The problem >>
Copy out the entries below in full and exactly.

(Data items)
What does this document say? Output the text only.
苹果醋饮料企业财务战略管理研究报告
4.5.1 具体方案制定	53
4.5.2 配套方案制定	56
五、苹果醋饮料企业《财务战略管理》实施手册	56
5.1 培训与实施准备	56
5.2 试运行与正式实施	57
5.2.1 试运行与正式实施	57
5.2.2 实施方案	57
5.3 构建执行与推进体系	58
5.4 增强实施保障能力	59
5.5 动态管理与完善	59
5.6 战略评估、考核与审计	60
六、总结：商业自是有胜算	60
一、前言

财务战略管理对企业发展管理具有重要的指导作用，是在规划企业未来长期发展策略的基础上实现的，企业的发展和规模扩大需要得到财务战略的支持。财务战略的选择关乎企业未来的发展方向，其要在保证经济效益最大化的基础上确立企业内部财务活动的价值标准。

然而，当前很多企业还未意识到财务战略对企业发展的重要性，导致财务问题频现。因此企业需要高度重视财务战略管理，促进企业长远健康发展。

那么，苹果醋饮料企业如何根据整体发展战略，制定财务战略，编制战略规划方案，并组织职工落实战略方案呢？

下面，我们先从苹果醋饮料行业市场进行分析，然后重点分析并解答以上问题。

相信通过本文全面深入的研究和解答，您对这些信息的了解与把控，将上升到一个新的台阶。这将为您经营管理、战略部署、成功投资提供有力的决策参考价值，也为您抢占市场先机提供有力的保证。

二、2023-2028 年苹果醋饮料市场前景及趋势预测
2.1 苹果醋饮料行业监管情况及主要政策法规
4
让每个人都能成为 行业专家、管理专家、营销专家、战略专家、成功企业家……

Exercise solution >>
What does this document say? Output the text only.
苹果醋饮料企业财务战略管理研究报告
4.5.1 具体方案制定	53
4.5.2 配套方案制定	56
五、苹果醋饮料企业《财务战略管理》实施手册	56
5.1 培训与实施准备	56
5.2 试运行与正式实施	57
5.2.1 试运行与正式实施	57
5.2.2 实施方案	57
5.3 构建执行与推进体系	58
5.4 增强实施保障能力	59
5.5 动态管理与完善	59
5.6 战略评估、考核与审计	60
六、总结：商业自是有胜算	60
一、前言

财务战略管理对企业发展管理具有重要的指导作用，是在规划企业未来长期发展策略的基础上实现的，企业的发展和规模扩大需要得到财务战略的支持。财务战略的选择关乎企业未来的发展方向，其要在保证经济效益最大化的基础上确立企业内部财务活动的价值标准。

然而，当前很多企业还未意识到财务战略对企业发展的重要性，导致财务问题频现。因此企业需要高度重视财务战略管理，促进企业长远健康发展。

那么，苹果醋饮料企业如何根据整体发展战略，制定财务战略，编制战略规划方案，并组织职工落实战略方案呢？

下面，我们先从苹果醋饮料行业市场进行分析，然后重点分析并解答以上问题。

相信通过本文全面深入的研究和解答，您对这些信息的了解与把控，将上升到一个新的台阶。这将为您经营管理、战略部署、成功投资提供有力的决策参考价值，也为您抢占市场先机提供有力的保证。

二、2023-2028 年苹果醋饮料市场前景及趋势预测
2.1 苹果醋饮料行业监管情况及主要政策法规
4
让每个人都能成为 行业专家、管理专家、营销专家、战略专家、成功企业家……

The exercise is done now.